GIVEN TASK: Search the listing below for the string "Margherita" and show each line that contains it.

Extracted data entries
--
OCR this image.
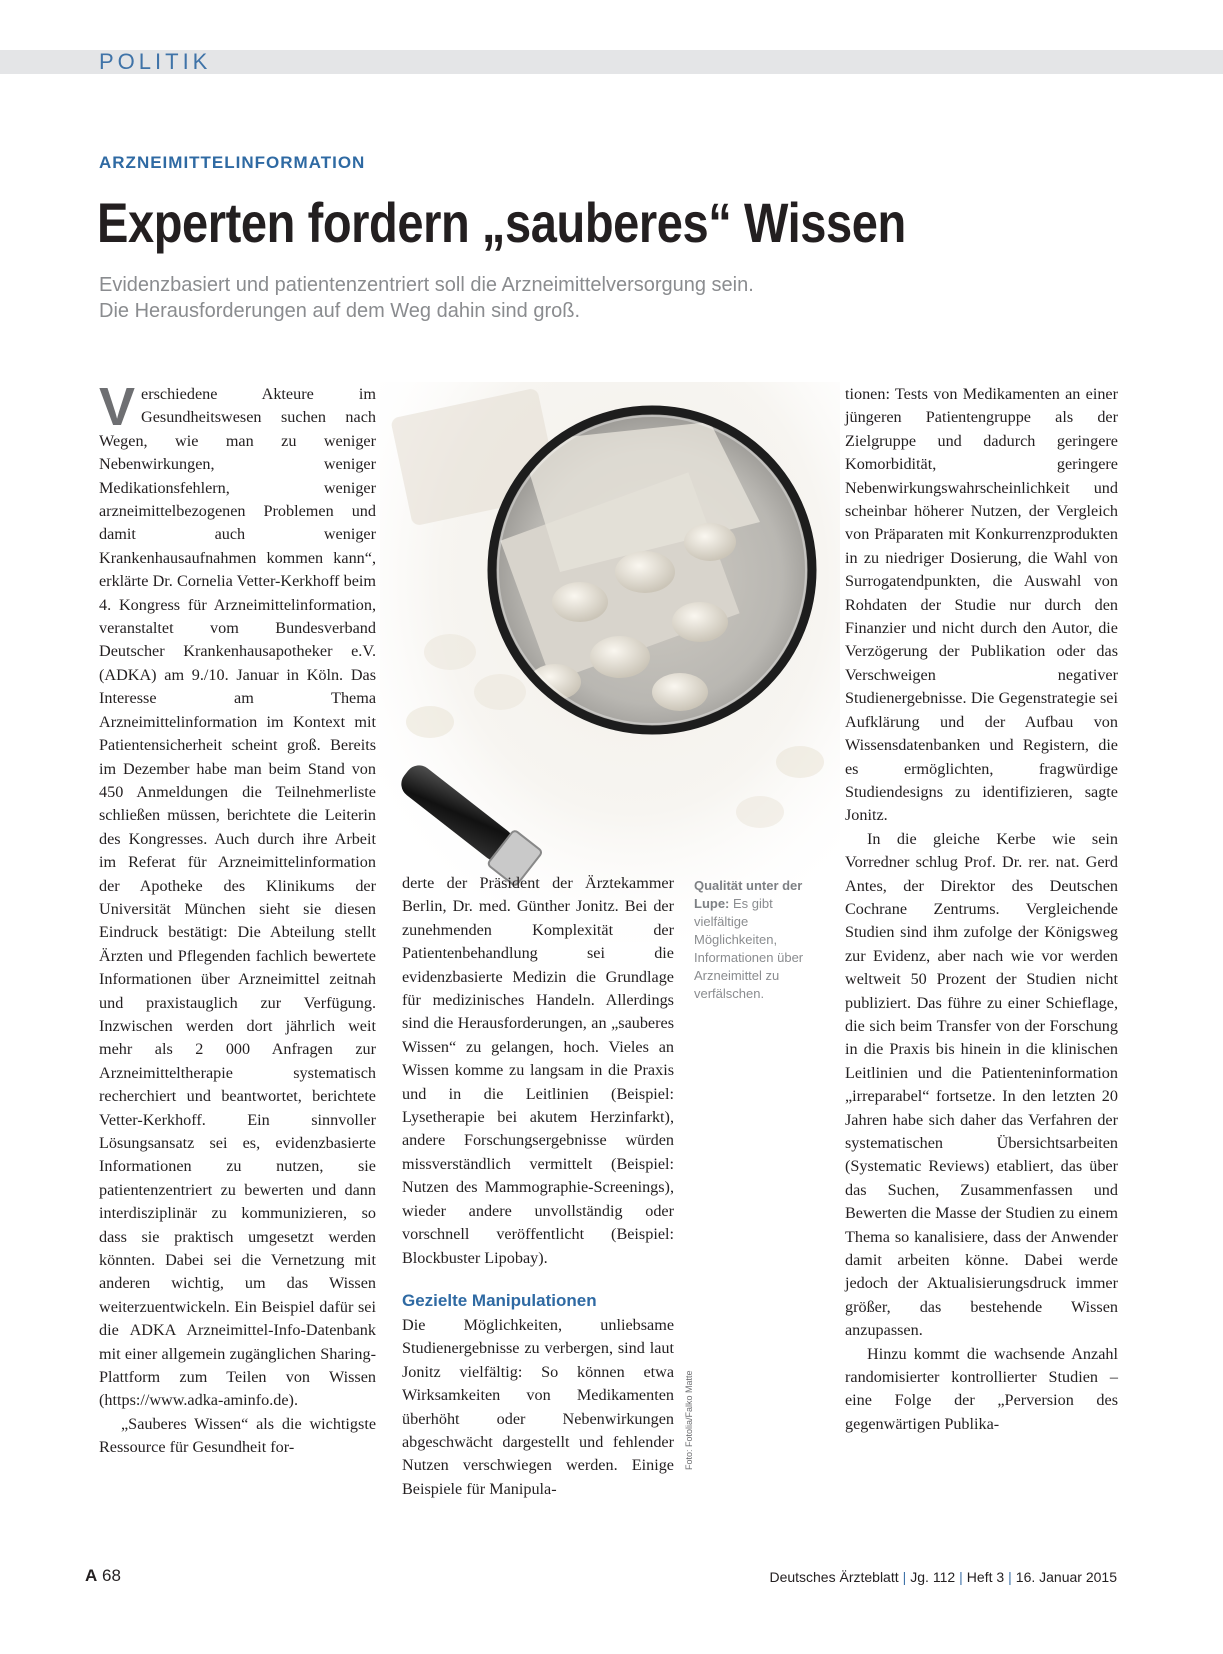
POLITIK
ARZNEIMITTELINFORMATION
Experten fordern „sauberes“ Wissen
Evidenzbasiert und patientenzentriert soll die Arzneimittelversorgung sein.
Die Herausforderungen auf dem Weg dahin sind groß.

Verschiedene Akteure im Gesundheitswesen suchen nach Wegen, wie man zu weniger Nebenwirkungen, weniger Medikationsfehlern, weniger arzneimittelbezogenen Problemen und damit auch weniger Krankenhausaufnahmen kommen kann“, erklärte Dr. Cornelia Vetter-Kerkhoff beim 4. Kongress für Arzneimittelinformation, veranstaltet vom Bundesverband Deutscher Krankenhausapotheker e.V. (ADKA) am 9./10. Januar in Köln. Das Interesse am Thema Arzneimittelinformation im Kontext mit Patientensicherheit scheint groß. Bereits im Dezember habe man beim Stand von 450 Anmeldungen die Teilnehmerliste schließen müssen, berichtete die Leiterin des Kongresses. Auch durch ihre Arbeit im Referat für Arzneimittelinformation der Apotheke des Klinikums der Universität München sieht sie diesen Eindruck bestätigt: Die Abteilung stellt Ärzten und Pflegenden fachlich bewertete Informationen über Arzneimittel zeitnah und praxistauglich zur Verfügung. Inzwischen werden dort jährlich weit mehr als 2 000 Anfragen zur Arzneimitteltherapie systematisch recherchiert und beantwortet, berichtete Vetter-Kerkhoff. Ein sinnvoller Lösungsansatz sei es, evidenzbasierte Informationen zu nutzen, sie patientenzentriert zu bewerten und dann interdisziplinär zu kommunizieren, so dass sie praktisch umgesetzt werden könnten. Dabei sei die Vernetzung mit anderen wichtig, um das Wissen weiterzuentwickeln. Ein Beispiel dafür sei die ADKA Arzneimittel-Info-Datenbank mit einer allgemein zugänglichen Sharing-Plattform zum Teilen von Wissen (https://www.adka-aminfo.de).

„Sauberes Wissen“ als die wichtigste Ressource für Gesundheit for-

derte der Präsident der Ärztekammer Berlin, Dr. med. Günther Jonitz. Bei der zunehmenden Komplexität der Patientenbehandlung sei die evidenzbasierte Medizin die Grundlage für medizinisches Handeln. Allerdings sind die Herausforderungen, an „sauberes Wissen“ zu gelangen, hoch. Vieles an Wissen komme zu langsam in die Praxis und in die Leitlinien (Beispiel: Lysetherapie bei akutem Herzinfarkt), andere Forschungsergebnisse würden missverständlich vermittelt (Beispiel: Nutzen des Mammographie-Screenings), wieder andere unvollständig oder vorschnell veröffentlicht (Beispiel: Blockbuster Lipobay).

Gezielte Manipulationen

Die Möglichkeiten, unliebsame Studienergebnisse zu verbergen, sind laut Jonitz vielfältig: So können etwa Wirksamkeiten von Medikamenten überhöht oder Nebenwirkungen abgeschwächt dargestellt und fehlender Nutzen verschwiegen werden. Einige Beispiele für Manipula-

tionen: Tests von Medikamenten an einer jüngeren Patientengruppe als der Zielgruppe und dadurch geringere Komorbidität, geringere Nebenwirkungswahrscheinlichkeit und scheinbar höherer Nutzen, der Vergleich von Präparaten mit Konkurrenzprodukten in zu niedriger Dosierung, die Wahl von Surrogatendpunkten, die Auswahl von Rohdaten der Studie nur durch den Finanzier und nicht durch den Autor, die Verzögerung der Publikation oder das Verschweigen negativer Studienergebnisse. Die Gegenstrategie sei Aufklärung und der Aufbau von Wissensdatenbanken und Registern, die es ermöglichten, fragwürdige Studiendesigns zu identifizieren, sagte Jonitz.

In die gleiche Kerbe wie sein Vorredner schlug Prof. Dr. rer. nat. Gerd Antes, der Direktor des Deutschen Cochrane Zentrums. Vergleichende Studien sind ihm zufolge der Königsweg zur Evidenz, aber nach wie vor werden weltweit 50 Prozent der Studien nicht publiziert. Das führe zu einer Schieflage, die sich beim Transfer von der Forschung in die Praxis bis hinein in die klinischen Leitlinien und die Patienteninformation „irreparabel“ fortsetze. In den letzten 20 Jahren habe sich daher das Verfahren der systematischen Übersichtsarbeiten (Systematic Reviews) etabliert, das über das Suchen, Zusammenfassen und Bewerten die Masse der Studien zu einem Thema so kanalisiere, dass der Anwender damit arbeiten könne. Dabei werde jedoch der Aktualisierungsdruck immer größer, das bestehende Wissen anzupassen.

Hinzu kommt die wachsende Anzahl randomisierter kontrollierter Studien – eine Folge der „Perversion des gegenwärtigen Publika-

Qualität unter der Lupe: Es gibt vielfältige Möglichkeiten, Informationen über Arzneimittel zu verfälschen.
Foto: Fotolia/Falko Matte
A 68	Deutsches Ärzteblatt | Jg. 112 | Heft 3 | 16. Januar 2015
--
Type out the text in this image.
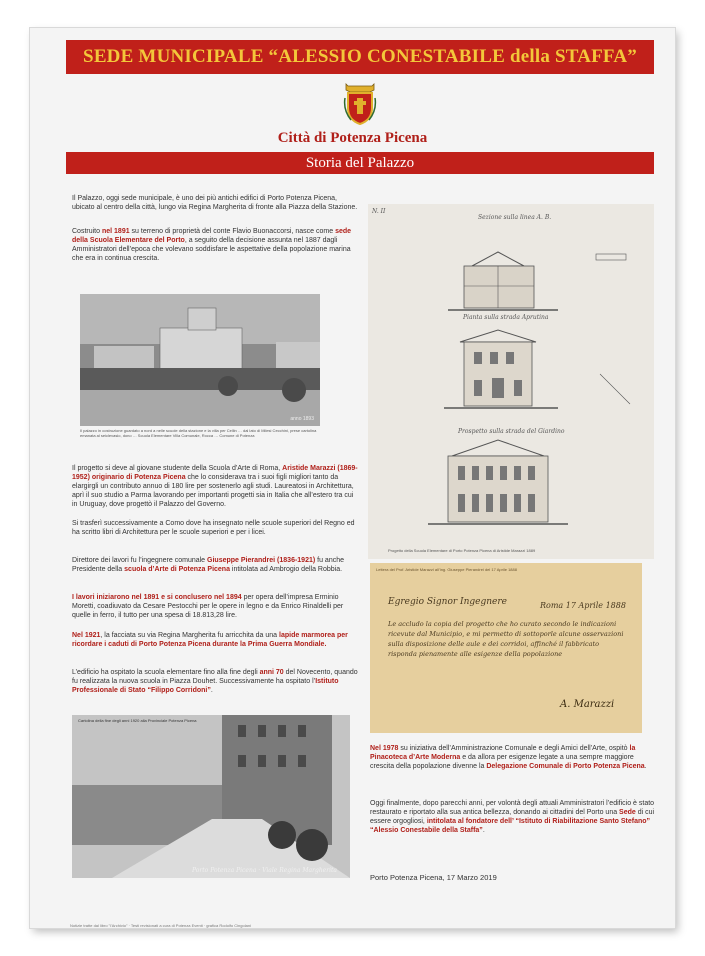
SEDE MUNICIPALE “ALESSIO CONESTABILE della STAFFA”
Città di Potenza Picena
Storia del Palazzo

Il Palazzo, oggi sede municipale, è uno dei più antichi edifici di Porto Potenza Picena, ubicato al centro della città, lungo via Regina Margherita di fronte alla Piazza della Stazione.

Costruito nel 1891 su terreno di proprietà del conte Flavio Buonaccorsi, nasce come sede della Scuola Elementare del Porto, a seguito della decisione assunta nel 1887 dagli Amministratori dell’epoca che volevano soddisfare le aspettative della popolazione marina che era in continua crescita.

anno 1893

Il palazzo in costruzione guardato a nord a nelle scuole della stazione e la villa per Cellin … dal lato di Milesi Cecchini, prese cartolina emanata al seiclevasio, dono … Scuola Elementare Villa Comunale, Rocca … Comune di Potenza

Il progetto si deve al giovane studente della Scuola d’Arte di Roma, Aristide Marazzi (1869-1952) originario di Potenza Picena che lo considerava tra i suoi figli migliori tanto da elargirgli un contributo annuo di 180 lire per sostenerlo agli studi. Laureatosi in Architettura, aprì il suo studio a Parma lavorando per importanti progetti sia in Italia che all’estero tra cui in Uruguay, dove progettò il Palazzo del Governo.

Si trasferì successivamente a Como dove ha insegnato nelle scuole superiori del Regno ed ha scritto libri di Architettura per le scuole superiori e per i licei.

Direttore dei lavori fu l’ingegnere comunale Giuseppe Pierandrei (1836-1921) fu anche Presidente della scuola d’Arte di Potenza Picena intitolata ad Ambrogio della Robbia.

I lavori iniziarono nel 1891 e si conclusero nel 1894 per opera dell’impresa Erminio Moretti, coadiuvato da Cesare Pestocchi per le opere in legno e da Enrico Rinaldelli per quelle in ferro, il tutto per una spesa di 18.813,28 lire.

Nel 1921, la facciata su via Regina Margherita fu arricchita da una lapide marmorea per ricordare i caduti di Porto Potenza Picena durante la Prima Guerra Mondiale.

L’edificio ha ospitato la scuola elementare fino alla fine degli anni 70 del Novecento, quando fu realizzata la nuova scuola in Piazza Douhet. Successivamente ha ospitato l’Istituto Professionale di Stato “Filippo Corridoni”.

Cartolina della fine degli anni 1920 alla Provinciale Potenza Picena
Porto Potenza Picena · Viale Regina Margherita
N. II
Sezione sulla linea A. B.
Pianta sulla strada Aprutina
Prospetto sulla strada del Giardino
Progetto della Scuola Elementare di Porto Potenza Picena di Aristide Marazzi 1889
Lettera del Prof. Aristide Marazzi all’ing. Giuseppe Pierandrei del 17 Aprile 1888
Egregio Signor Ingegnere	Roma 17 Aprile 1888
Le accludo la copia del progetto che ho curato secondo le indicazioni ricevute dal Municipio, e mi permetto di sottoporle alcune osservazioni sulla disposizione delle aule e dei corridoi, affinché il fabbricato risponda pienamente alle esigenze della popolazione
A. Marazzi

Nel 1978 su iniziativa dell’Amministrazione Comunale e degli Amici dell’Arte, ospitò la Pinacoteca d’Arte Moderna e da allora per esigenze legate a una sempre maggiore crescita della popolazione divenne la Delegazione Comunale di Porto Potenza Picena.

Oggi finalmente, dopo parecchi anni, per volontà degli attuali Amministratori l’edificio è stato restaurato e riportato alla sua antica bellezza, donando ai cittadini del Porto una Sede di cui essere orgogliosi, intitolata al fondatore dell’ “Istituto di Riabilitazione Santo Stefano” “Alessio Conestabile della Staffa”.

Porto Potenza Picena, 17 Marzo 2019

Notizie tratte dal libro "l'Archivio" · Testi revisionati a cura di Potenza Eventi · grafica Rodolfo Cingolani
--
CORRECT ANSWER:
Il Palazzo, oggi sede municipale, è uno dei più antichi edifici di Porto Potenza Picena, ubicato al centro della città, lungo via Regina Margherita di fronte alla Piazza della Stazione.
Nel 1921, la facciata su via Regina Margherita fu arricchita da una lapide marmorea per ricordare i caduti di Porto Potenza Picena durante la Prima Guerra Mondiale.
Porto Potenza Picena · Viale Regina Margherita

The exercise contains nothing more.